**Problem statement:** Below is a listing to transcribe in full and exactly; keep the pictures out.
>> Start
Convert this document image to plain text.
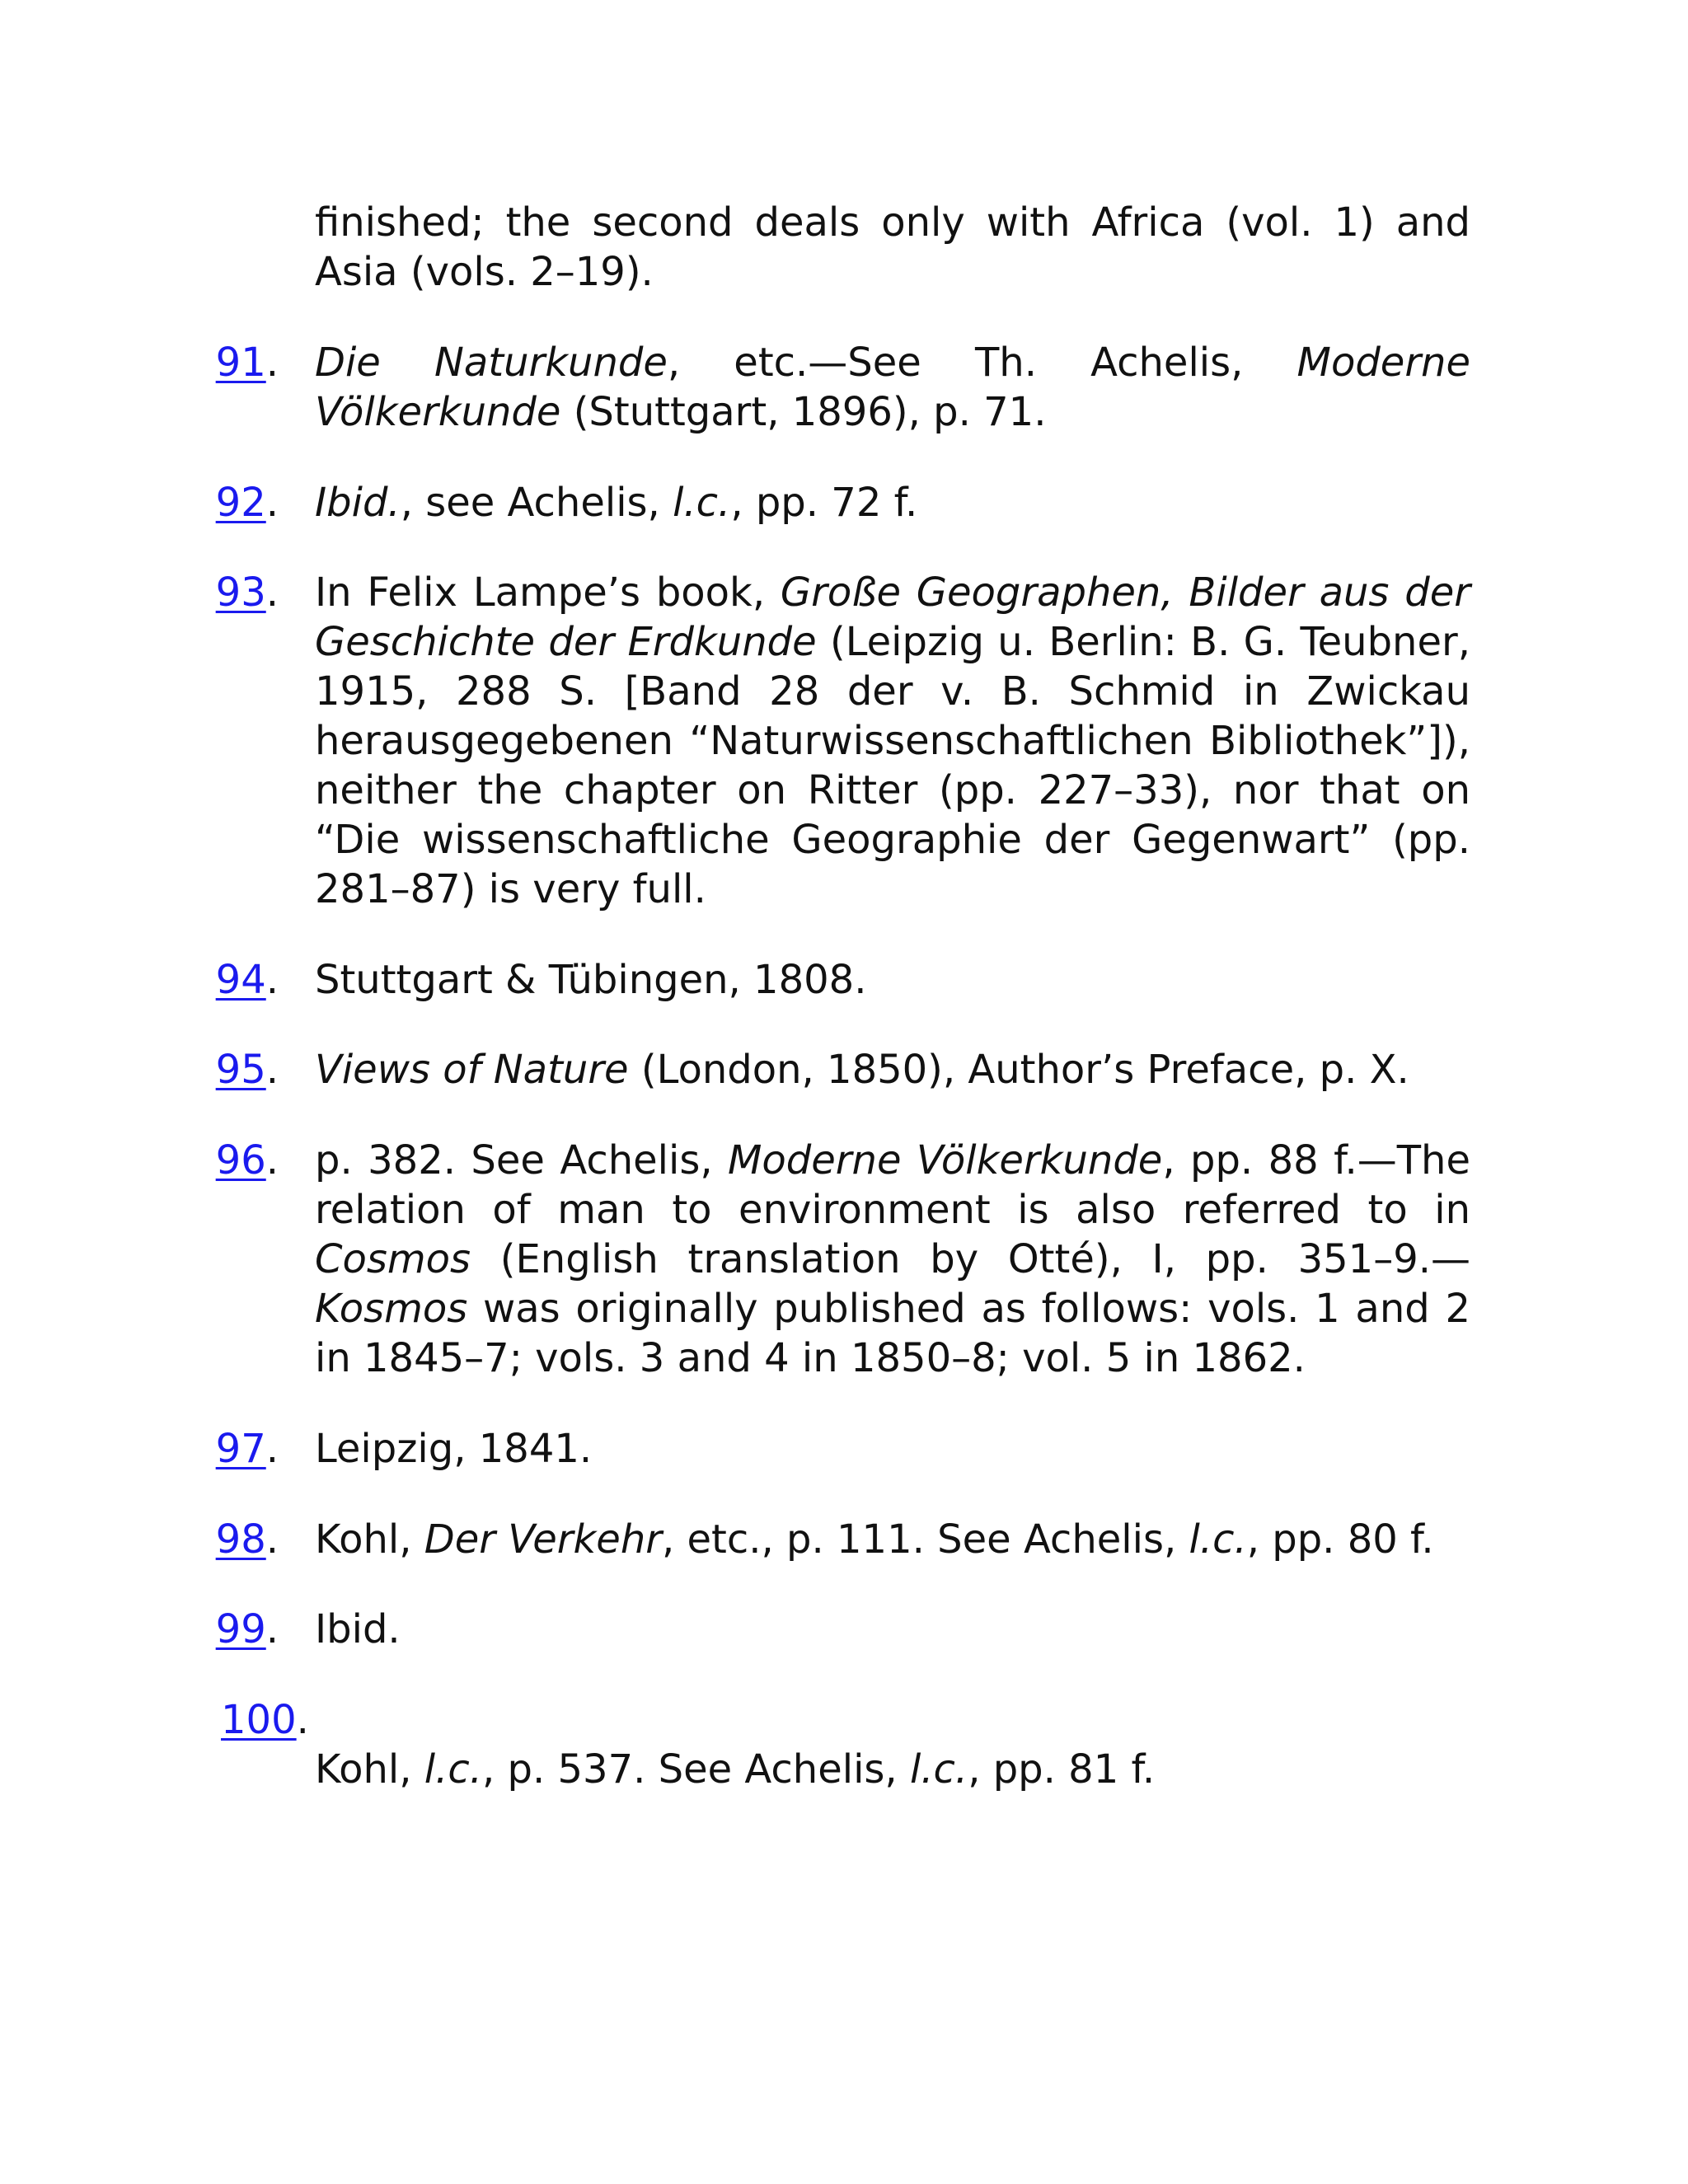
finished; the second deals only with Africa (vol. 1) and Asia (vols. 2–19).
91. Die Naturkunde, etc.—See Th. Achelis, Moderne Völkerkunde (Stuttgart, 1896), p. 71.
92. Ibid., see Achelis, l.c., pp. 72 f.
93. In Felix Lampe’s book, Große Geographen, Bilder aus der Geschichte der Erdkunde (Leipzig u. Berlin: B. G. Teubner, 1915, 288 S. [Band 28 der v. B. Schmid in Zwickau herausgegebenen “Naturwissenschaftlichen Bibliothek”]), neither the chapter on Ritter (pp. 227–33), nor that on “Die wissenschaftliche Geographie der Gegenwart” (pp. 281–87) is very full.
94. Stuttgart & Tübingen, 1808.
95. Views of Nature (London, 1850), Author’s Preface, p. X.
96. p. 382. See Achelis, Moderne Völkerkunde, pp. 88 f.—The relation of man to environment is also referred to in Cosmos (English translation by Otté), I, pp. 351–9.—Kosmos was originally published as follows: vols. 1 and 2 in 1845–7; vols. 3 and 4 in 1850–8; vol. 5 in 1862.
97. Leipzig, 1841.
98. Kohl, Der Verkehr, etc., p. 111. See Achelis, l.c., pp. 80 f.
99. Ibid.
100.
Kohl, l.c., p. 537. See Achelis, l.c., pp. 81 f.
>> End
**Problem solution:**
Convert this document image to plain text.
finished; the second deals only with Africa (vol. 1) and Asia (vols. 2–19).
91. Die Naturkunde, etc.—See Th. Achelis, Moderne Völkerkunde (Stuttgart, 1896), p. 71.
92. Ibid., see Achelis, l.c., pp. 72 f.
93. In Felix Lampe’s book, Große Geographen, Bilder aus der Geschichte der Erdkunde (Leipzig u. Berlin: B. G. Teubner, 1915, 288 S. [Band 28 der v. B. Schmid in Zwickau herausgegebenen “Naturwissenschaftlichen Bibliothek”]), neither the chapter on Ritter (pp. 227–33), nor that on “Die wissenschaftliche Geographie der Gegenwart” (pp. 281–87) is very full.
94. Stuttgart & Tübingen, 1808.
95. Views of Nature (London, 1850), Author’s Preface, p. X.
96. p. 382. See Achelis, Moderne Völkerkunde, pp. 88 f.—The relation of man to environment is also referred to in Cosmos (English translation by Otté), I, pp. 351–9.—Kosmos was originally published as follows: vols. 1 and 2 in 1845–7; vols. 3 and 4 in 1850–8; vol. 5 in 1862.
97. Leipzig, 1841.
98. Kohl, Der Verkehr, etc., p. 111. See Achelis, l.c., pp. 80 f.
99. Ibid.
100.
Kohl, l.c., p. 537. See Achelis, l.c., pp. 81 f.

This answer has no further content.